── INFORMATION SHOWN

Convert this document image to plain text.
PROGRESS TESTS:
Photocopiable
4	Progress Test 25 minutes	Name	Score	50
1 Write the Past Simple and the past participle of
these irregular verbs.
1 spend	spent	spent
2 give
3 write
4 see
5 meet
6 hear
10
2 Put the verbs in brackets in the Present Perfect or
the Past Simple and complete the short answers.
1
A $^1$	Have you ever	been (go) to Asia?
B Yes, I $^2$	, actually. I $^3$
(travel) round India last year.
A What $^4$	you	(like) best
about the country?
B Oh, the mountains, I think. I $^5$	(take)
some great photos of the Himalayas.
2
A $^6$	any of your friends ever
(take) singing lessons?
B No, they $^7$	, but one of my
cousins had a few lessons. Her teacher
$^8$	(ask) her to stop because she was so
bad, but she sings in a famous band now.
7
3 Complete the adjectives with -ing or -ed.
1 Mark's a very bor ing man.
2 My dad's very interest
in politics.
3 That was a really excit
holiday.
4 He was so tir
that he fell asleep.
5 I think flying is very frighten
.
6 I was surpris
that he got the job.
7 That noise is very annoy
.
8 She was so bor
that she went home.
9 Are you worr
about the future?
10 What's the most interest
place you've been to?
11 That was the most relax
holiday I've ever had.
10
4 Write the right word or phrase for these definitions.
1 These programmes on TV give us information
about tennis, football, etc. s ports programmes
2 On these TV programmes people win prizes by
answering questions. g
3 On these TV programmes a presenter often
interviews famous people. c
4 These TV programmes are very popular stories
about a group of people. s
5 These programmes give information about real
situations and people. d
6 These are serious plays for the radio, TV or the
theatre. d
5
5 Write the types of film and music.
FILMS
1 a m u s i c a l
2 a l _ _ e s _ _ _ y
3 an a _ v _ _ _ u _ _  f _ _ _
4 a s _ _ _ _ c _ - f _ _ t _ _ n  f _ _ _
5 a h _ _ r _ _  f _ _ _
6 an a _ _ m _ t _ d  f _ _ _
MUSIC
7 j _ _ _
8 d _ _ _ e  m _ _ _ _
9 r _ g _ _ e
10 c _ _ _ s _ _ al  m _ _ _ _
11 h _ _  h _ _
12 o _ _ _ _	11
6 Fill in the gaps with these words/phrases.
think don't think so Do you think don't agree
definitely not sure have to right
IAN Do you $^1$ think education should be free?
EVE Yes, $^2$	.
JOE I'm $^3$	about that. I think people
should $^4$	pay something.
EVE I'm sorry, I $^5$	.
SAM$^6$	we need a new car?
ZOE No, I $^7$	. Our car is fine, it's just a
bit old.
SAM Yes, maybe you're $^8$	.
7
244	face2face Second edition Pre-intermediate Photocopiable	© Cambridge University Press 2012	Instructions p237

────
── INFORMATION SHOWN

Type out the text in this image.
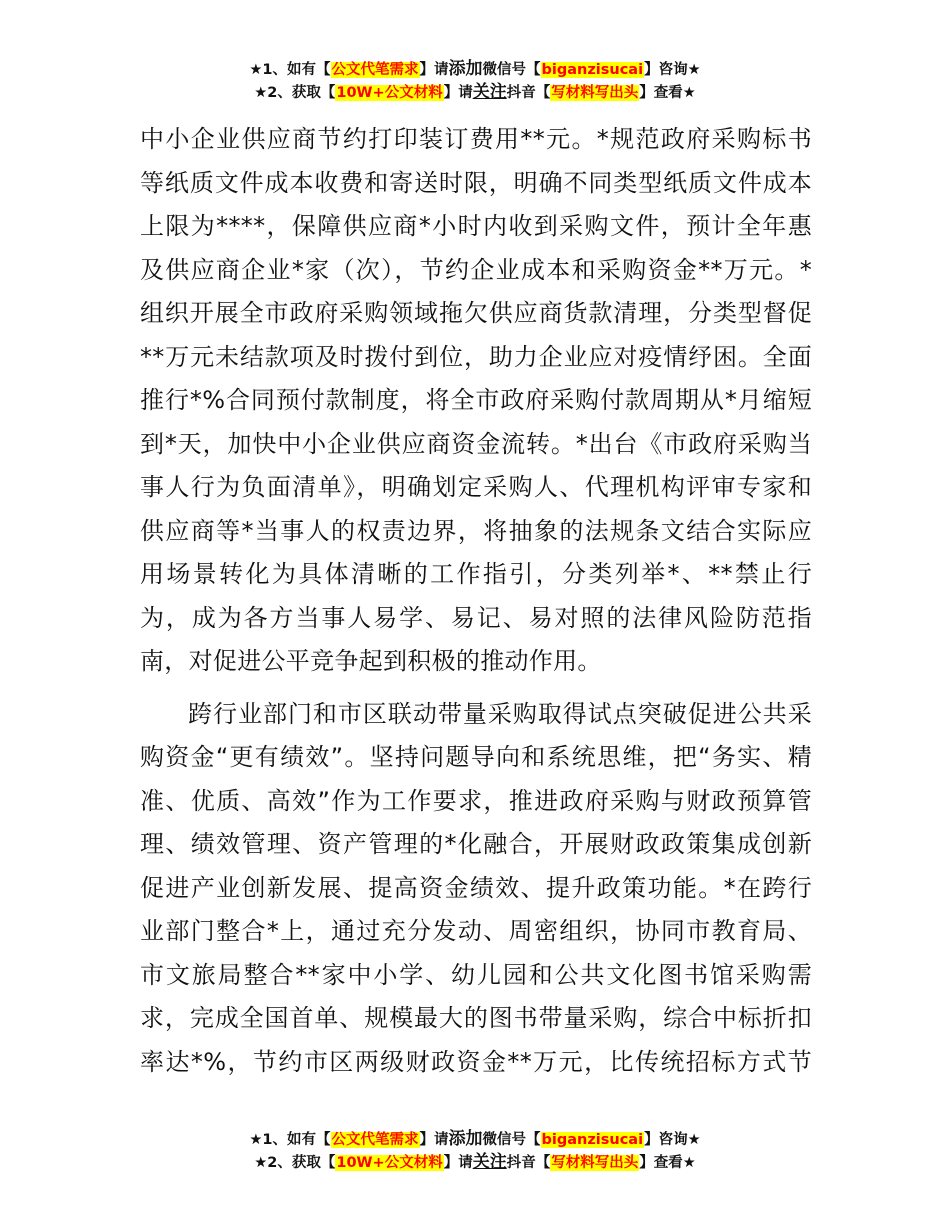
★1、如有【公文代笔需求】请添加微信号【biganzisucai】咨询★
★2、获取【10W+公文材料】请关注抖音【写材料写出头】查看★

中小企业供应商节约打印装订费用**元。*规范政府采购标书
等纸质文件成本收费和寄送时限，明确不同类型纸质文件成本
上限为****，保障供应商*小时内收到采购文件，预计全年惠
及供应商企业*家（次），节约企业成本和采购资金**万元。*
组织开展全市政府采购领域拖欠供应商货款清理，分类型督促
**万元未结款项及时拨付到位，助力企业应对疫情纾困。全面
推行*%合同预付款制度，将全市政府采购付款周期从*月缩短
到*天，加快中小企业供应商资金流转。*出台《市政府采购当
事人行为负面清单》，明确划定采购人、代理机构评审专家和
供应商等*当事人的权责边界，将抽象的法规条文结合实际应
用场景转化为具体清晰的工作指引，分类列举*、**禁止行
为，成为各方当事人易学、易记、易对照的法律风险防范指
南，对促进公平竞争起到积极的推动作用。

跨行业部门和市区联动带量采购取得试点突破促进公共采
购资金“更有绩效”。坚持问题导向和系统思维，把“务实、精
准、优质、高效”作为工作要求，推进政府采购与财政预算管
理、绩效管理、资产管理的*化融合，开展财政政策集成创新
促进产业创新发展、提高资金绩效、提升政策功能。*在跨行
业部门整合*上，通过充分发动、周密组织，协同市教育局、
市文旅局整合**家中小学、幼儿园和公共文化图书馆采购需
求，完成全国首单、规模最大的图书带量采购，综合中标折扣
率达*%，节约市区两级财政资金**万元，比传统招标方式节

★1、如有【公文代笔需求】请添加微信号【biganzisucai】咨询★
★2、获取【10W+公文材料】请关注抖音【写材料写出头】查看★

────

- **YOUR INSTRUCTIONS**
From the entries above, copy each line holding "image".

- **RESULT FOR THIS TASK**
Convert this document image to plain text.
Type out the text in this image.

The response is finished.